— BEGIN —

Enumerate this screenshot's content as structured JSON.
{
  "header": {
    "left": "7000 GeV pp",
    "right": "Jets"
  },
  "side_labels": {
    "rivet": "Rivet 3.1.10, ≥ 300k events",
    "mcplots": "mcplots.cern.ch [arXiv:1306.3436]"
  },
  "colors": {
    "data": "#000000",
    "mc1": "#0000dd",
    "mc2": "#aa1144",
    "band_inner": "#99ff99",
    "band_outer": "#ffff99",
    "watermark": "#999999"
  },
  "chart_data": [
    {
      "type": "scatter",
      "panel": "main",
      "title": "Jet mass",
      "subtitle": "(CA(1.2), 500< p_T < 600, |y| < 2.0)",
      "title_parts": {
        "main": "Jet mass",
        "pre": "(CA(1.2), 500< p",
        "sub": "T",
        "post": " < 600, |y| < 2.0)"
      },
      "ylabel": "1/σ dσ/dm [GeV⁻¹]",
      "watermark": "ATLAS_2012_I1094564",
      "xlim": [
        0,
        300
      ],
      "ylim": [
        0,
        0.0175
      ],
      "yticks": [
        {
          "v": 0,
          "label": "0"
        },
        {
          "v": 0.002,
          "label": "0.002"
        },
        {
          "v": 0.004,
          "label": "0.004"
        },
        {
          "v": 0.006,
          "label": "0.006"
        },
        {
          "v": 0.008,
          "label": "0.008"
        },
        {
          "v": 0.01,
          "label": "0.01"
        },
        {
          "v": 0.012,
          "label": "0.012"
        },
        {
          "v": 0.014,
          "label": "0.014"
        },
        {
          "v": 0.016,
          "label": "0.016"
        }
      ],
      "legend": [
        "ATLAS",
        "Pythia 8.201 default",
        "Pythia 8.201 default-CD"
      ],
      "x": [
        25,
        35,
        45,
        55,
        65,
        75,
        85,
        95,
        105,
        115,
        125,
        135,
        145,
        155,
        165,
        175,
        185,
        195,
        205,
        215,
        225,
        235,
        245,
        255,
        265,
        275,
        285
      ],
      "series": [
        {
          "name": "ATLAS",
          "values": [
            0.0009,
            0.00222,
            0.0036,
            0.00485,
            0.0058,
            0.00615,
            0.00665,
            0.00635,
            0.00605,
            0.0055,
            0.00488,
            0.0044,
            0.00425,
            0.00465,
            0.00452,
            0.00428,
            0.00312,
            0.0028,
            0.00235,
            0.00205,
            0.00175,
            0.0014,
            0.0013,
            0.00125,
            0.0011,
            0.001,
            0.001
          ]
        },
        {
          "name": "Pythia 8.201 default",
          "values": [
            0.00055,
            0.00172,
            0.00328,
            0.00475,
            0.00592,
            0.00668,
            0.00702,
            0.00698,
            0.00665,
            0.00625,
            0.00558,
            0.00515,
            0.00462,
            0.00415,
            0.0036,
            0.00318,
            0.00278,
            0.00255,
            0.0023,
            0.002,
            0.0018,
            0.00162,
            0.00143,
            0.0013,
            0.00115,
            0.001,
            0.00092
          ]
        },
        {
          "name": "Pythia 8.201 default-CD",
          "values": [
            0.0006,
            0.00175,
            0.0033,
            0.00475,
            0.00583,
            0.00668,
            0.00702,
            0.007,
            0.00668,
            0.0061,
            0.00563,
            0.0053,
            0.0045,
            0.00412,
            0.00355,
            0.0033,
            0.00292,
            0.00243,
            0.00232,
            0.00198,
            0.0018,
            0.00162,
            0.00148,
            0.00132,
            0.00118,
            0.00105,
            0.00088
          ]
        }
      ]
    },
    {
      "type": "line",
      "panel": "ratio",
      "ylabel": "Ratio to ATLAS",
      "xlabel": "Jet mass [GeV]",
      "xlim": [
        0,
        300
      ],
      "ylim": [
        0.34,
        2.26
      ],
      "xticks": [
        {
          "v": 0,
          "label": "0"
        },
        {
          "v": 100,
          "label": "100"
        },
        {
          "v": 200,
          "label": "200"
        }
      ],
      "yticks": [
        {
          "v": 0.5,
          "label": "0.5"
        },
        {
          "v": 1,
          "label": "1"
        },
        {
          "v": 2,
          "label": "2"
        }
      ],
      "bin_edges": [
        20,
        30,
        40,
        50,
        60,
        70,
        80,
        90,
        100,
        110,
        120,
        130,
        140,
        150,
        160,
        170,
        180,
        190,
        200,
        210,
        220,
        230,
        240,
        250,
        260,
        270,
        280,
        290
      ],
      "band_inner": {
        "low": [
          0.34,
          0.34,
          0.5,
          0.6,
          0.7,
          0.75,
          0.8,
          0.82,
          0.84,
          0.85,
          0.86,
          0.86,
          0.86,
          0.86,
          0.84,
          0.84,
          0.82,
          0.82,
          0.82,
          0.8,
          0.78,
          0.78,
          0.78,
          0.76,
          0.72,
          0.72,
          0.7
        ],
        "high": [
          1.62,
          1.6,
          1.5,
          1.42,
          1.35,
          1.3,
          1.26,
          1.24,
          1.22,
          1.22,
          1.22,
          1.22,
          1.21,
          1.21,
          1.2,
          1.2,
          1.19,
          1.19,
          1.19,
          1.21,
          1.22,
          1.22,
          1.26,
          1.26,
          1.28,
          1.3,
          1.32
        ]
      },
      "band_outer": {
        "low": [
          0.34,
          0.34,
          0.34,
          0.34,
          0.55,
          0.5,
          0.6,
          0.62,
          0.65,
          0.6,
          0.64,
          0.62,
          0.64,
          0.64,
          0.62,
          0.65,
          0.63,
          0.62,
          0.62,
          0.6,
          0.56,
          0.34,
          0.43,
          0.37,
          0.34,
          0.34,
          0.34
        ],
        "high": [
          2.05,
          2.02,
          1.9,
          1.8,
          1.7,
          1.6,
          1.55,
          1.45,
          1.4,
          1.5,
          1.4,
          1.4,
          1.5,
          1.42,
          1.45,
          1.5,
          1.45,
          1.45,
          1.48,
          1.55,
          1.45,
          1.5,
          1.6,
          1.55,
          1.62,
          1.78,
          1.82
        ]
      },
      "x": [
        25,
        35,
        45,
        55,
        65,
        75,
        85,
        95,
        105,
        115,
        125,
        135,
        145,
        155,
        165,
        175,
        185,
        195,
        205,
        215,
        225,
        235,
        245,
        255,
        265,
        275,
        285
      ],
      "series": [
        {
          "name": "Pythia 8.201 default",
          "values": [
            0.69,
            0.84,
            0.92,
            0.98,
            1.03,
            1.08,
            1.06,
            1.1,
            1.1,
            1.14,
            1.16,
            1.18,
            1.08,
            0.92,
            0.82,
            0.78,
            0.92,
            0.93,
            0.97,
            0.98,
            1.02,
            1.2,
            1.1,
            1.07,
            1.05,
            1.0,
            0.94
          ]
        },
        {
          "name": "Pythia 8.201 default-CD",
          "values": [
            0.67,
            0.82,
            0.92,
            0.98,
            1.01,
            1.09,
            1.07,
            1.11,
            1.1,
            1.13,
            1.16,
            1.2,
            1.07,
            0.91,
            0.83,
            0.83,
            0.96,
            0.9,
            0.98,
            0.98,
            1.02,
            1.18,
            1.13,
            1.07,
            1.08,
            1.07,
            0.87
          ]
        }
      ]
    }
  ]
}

— END —

All the entries above need to be reproduced exactly.

Enumerate this screenshot's content as structured JSON.
{
  "header": {
    "left": "7000 GeV pp",
    "right": "Jets"
  },
  "side_labels": {
    "rivet": "Rivet 3.1.10, ≥ 300k events",
    "mcplots": "mcplots.cern.ch [arXiv:1306.3436]"
  },
  "colors": {
    "data": "#000000",
    "mc1": "#0000dd",
    "mc2": "#aa1144",
    "band_inner": "#99ff99",
    "band_outer": "#ffff99",
    "watermark": "#999999"
  },
  "chart_data": [
    {
      "type": "scatter",
      "panel": "main",
      "title": "Jet mass",
      "subtitle": "(CA(1.2), 500< p_T < 600, |y| < 2.0)",
      "title_parts": {
        "main": "Jet mass",
        "pre": "(CA(1.2), 500< p",
        "sub": "T",
        "post": " < 600, |y| < 2.0)"
      },
      "ylabel": "1/σ dσ/dm [GeV⁻¹]",
      "watermark": "ATLAS_2012_I1094564",
      "xlim": [
        0,
        300
      ],
      "ylim": [
        0,
        0.0175
      ],
      "yticks": [
        {
          "v": 0,
          "label": "0"
        },
        {
          "v": 0.002,
          "label": "0.002"
        },
        {
          "v": 0.004,
          "label": "0.004"
        },
        {
          "v": 0.006,
          "label": "0.006"
        },
        {
          "v": 0.008,
          "label": "0.008"
        },
        {
          "v": 0.01,
          "label": "0.01"
        },
        {
          "v": 0.012,
          "label": "0.012"
        },
        {
          "v": 0.014,
          "label": "0.014"
        },
        {
          "v": 0.016,
          "label": "0.016"
        }
      ],
      "legend": [
        "ATLAS",
        "Pythia 8.201 default",
        "Pythia 8.201 default-CD"
      ],
      "x": [
        25,
        35,
        45,
        55,
        65,
        75,
        85,
        95,
        105,
        115,
        125,
        135,
        145,
        155,
        165,
        175,
        185,
        195,
        205,
        215,
        225,
        235,
        245,
        255,
        265,
        275,
        285
      ],
      "series": [
        {
          "name": "ATLAS",
          "values": [
            0.0009,
            0.00222,
            0.0036,
            0.00485,
            0.0058,
            0.00615,
            0.00665,
            0.00635,
            0.00605,
            0.0055,
            0.00488,
            0.0044,
            0.00425,
            0.00465,
            0.00452,
            0.00428,
            0.00312,
            0.0028,
            0.00235,
            0.00205,
            0.00175,
            0.0014,
            0.0013,
            0.00125,
            0.0011,
            0.001,
            0.001
          ]
        },
        {
          "name": "Pythia 8.201 default",
          "values": [
            0.00055,
            0.00172,
            0.00328,
            0.00475,
            0.00592,
            0.00668,
            0.00702,
            0.00698,
            0.00665,
            0.00625,
            0.00558,
            0.00515,
            0.00462,
            0.00415,
            0.0036,
            0.00318,
            0.00278,
            0.00255,
            0.0023,
            0.002,
            0.0018,
            0.00162,
            0.00143,
            0.0013,
            0.00115,
            0.001,
            0.00092
          ]
        },
        {
          "name": "Pythia 8.201 default-CD",
          "values": [
            0.0006,
            0.00175,
            0.0033,
            0.00475,
            0.00583,
            0.00668,
            0.00702,
            0.007,
            0.00668,
            0.0061,
            0.00563,
            0.0053,
            0.0045,
            0.00412,
            0.00355,
            0.0033,
            0.00292,
            0.00243,
            0.00232,
            0.00198,
            0.0018,
            0.00162,
            0.00148,
            0.00132,
            0.00118,
            0.00105,
            0.00088
          ]
        }
      ]
    },
    {
      "type": "line",
      "panel": "ratio",
      "ylabel": "Ratio to ATLAS",
      "xlabel": "Jet mass [GeV]",
      "xlim": [
        0,
        300
      ],
      "ylim": [
        0.34,
        2.26
      ],
      "xticks": [
        {
          "v": 0,
          "label": "0"
        },
        {
          "v": 100,
          "label": "100"
        },
        {
          "v": 200,
          "label": "200"
        }
      ],
      "yticks": [
        {
          "v": 0.5,
          "label": "0.5"
        },
        {
          "v": 1,
          "label": "1"
        },
        {
          "v": 2,
          "label": "2"
        }
      ],
      "bin_edges": [
        20,
        30,
        40,
        50,
        60,
        70,
        80,
        90,
        100,
        110,
        120,
        130,
        140,
        150,
        160,
        170,
        180,
        190,
        200,
        210,
        220,
        230,
        240,
        250,
        260,
        270,
        280,
        290
      ],
      "band_inner": {
        "low": [
          0.34,
          0.34,
          0.5,
          0.6,
          0.7,
          0.75,
          0.8,
          0.82,
          0.84,
          0.85,
          0.86,
          0.86,
          0.86,
          0.86,
          0.84,
          0.84,
          0.82,
          0.82,
          0.82,
          0.8,
          0.78,
          0.78,
          0.78,
          0.76,
          0.72,
          0.72,
          0.7
        ],
        "high": [
          1.62,
          1.6,
          1.5,
          1.42,
          1.35,
          1.3,
          1.26,
          1.24,
          1.22,
          1.22,
          1.22,
          1.22,
          1.21,
          1.21,
          1.2,
          1.2,
          1.19,
          1.19,
          1.19,
          1.21,
          1.22,
          1.22,
          1.26,
          1.26,
          1.28,
          1.3,
          1.32
        ]
      },
      "band_outer": {
        "low": [
          0.34,
          0.34,
          0.34,
          0.34,
          0.55,
          0.5,
          0.6,
          0.62,
          0.65,
          0.6,
          0.64,
          0.62,
          0.64,
          0.64,
          0.62,
          0.65,
          0.63,
          0.62,
          0.62,
          0.6,
          0.56,
          0.34,
          0.43,
          0.37,
          0.34,
          0.34,
          0.34
        ],
        "high": [
          2.05,
          2.02,
          1.9,
          1.8,
          1.7,
          1.6,
          1.55,
          1.45,
          1.4,
          1.5,
          1.4,
          1.4,
          1.5,
          1.42,
          1.45,
          1.5,
          1.45,
          1.45,
          1.48,
          1.55,
          1.45,
          1.5,
          1.6,
          1.55,
          1.62,
          1.78,
          1.82
        ]
      },
      "x": [
        25,
        35,
        45,
        55,
        65,
        75,
        85,
        95,
        105,
        115,
        125,
        135,
        145,
        155,
        165,
        175,
        185,
        195,
        205,
        215,
        225,
        235,
        245,
        255,
        265,
        275,
        285
      ],
      "series": [
        {
          "name": "Pythia 8.201 default",
          "values": [
            0.69,
            0.84,
            0.92,
            0.98,
            1.03,
            1.08,
            1.06,
            1.1,
            1.1,
            1.14,
            1.16,
            1.18,
            1.08,
            0.92,
            0.82,
            0.78,
            0.92,
            0.93,
            0.97,
            0.98,
            1.02,
            1.2,
            1.1,
            1.07,
            1.05,
            1.0,
            0.94
          ]
        },
        {
          "name": "Pythia 8.201 default-CD",
          "values": [
            0.67,
            0.82,
            0.92,
            0.98,
            1.01,
            1.09,
            1.07,
            1.11,
            1.1,
            1.13,
            1.16,
            1.2,
            1.07,
            0.91,
            0.83,
            0.83,
            0.96,
            0.9,
            0.98,
            0.98,
            1.02,
            1.18,
            1.13,
            1.07,
            1.08,
            1.07,
            0.87
          ]
        }
      ]
    }
  ]
}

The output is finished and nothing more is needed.